** START OF INFORMATION PROVIDED **
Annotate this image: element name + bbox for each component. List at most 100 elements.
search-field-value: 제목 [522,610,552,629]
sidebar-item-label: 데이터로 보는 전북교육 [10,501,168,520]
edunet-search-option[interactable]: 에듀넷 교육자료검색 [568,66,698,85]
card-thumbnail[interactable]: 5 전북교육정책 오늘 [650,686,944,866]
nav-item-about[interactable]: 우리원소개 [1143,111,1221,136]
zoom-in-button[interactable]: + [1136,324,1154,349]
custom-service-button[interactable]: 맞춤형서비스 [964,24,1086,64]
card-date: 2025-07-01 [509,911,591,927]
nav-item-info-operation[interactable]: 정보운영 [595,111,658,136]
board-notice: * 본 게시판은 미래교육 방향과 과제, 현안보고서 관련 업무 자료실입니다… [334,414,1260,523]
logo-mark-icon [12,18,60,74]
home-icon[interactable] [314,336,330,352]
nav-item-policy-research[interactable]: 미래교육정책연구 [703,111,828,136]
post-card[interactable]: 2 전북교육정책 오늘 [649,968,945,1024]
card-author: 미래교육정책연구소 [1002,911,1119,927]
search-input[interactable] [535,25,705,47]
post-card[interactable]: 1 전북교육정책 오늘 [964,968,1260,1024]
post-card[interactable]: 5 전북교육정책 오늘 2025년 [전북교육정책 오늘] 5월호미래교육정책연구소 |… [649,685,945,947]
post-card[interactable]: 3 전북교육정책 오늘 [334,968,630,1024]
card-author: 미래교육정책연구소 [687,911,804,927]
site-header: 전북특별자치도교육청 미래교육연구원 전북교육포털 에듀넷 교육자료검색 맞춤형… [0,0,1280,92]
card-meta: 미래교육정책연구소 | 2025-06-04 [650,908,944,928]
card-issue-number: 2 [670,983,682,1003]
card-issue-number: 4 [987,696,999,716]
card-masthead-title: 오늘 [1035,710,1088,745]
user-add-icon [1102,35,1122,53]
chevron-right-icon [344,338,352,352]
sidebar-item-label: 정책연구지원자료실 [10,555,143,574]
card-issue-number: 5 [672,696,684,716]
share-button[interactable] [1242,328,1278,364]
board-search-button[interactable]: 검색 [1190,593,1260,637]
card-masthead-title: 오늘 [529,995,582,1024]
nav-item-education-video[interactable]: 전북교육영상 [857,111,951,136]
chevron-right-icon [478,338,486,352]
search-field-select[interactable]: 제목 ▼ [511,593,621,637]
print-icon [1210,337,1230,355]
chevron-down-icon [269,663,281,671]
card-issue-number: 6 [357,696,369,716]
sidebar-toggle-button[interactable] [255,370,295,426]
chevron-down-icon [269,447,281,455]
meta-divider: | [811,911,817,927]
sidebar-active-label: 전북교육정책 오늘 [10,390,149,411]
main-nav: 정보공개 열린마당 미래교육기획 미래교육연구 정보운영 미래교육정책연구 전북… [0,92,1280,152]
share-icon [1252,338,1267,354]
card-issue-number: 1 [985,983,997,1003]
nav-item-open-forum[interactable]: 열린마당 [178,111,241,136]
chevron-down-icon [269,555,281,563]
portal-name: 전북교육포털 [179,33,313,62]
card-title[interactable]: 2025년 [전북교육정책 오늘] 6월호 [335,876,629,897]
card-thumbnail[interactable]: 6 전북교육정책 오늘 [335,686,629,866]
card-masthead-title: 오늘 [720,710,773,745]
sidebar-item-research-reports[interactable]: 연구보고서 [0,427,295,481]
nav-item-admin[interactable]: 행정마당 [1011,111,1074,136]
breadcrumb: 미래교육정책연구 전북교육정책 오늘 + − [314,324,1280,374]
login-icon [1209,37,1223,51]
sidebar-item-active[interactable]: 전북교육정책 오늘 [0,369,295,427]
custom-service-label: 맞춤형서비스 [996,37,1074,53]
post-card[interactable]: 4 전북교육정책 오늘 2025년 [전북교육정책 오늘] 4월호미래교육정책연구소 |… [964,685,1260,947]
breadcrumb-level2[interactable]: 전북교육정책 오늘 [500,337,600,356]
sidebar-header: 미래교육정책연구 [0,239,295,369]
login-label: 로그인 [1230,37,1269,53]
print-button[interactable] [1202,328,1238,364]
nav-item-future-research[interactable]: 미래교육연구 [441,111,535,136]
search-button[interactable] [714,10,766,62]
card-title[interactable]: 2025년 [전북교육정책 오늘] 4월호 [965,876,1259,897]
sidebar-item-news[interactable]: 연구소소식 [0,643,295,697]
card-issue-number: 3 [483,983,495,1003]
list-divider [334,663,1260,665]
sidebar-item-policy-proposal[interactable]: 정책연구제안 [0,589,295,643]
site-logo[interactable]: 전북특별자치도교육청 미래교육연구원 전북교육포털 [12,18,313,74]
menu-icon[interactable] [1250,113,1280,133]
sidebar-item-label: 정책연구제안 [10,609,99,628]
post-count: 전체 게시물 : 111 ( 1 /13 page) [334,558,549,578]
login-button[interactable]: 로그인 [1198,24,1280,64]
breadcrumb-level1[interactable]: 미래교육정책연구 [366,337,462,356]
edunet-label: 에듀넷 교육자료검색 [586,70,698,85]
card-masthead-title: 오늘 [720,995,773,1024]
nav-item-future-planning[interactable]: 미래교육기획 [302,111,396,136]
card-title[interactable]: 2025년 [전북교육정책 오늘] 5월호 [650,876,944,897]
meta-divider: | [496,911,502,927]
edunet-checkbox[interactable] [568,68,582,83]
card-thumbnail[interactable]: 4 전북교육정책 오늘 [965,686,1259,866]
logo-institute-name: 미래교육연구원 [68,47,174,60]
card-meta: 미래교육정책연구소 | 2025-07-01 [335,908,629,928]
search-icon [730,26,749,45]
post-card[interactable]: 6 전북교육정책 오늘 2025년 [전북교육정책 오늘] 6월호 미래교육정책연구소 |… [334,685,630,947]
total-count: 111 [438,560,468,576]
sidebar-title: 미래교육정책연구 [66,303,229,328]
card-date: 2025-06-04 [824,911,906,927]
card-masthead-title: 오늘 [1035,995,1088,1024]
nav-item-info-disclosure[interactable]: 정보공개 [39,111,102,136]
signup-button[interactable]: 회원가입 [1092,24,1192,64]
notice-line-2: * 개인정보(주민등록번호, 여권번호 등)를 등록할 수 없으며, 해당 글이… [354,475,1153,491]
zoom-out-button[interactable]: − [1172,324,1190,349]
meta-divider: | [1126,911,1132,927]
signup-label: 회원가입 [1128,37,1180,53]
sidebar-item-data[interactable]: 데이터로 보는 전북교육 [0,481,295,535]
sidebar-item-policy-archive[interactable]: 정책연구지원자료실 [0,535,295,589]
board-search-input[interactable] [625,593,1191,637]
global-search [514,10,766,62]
** END OF INFORMATION PROVIDED **
* WHAT IS REQUIRED *
Locate every line of the records above that contains the string "site" with the same capitalization, and copy each of those lines.

* WRITTEN REPLY *
site-header: 전북특별자치도교육청 미래교육연구원 전북교육포털 에듀넷 교육자료검색 맞춤형… [0,0,1280,92]
site-logo[interactable]: 전북특별자치도교육청 미래교육연구원 전북교육포털 [12,18,313,74]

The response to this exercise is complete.